Task directions:
In the copy, keep every record exact and leave out all images.

Dataset items:
/---

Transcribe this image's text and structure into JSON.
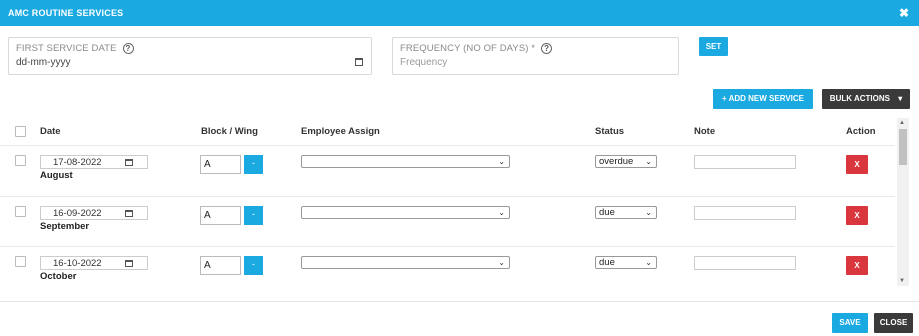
{
  "modal": {
    "title": "AMC ROUTINE SERVICES",
    "close_glyph": "✖"
  },
  "form": {
    "first_service_date": {
      "label": "FIRST SERVICE DATE",
      "value": "dd-mm-yyyy"
    },
    "frequency": {
      "label": "FREQUENCY (NO OF DAYS) *",
      "placeholder": "Frequency"
    },
    "set_label": "SET",
    "help_glyph": "?"
  },
  "toolbar": {
    "add_new_service_label": "+ ADD NEW SERVICE",
    "bulk_actions_label": "BULK ACTIONS",
    "bulk_caret": "▾"
  },
  "table": {
    "columns": [
      "Date",
      "Block / Wing",
      "Employee Assign",
      "Status",
      "Note",
      "Action"
    ],
    "rows": [
      {
        "date": "17-08-2022",
        "month": "August",
        "block": "A",
        "minus": "-",
        "employee": "",
        "status": "overdue",
        "note": "",
        "action": "X"
      },
      {
        "date": "16-09-2022",
        "month": "September",
        "block": "A",
        "minus": "-",
        "employee": "",
        "status": "due",
        "note": "",
        "action": "X"
      },
      {
        "date": "16-10-2022",
        "month": "October",
        "block": "A",
        "minus": "-",
        "employee": "",
        "status": "due",
        "note": "",
        "action": "X"
      }
    ],
    "select_chevron": "⌄"
  },
  "footer": {
    "save_label": "SAVE",
    "close_label": "CLOSE"
  },
  "colors": {
    "accent": "#1aa9e0",
    "danger": "#d9363e",
    "dark": "#3a3a3a"
  },
  "scroll_glyphs": {
    "up": "▲",
    "down": "▼"
  }
}
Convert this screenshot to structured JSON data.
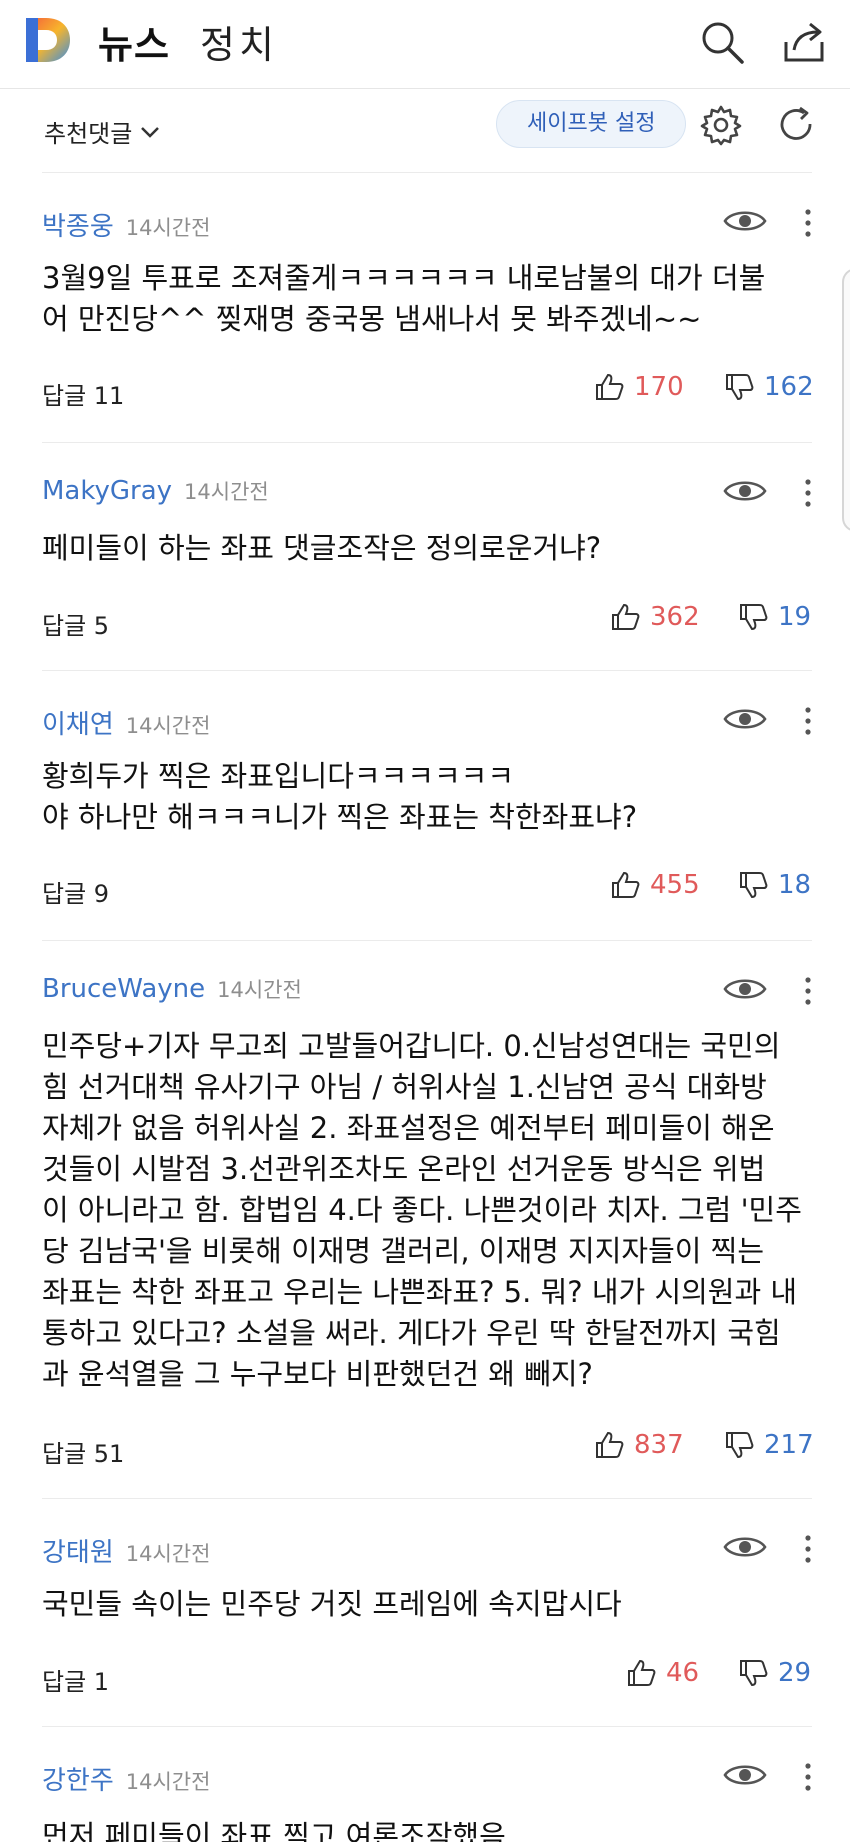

\---

Task answer:
Transcribe this image's text and structure into JSON.
{
  "modal": {
    "title": "AMC ROUTINE SERVICES",
    "close_glyph": "✖"
  },
  "form": {
    "first_service_date": {
      "label": "FIRST SERVICE DATE",
      "value": "dd-mm-yyyy"
    },
    "frequency": {
      "label": "FREQUENCY (NO OF DAYS) *",
      "placeholder": "Frequency"
    },
    "set_label": "SET",
    "help_glyph": "?"
  },
  "toolbar": {
    "add_new_service_label": "+ ADD NEW SERVICE",
    "bulk_actions_label": "BULK ACTIONS",
    "bulk_caret": "▾"
  },
  "table": {
    "columns": [
      "Date",
      "Block / Wing",
      "Employee Assign",
      "Status",
      "Note",
      "Action"
    ],
    "rows": [
      {
        "date": "17-08-2022",
        "month": "August",
        "block": "A",
        "minus": "-",
        "employee": "",
        "status": "overdue",
        "note": "",
        "action": "X"
      },
      {
        "date": "16-09-2022",
        "month": "September",
        "block": "A",
        "minus": "-",
        "employee": "",
        "status": "due",
        "note": "",
        "action": "X"
      },
      {
        "date": "16-10-2022",
        "month": "October",
        "block": "A",
        "minus": "-",
        "employee": "",
        "status": "due",
        "note": "",
        "action": "X"
      }
    ],
    "select_chevron": "⌄"
  },
  "footer": {
    "save_label": "SAVE",
    "close_label": "CLOSE"
  },
  "colors": {
    "accent": "#1aa9e0",
    "danger": "#d9363e",
    "dark": "#3a3a3a"
  },
  "scroll_glyphs": {
    "up": "▲",
    "down": "▼"
  }
}
Convert this screenshot to structured JSON data.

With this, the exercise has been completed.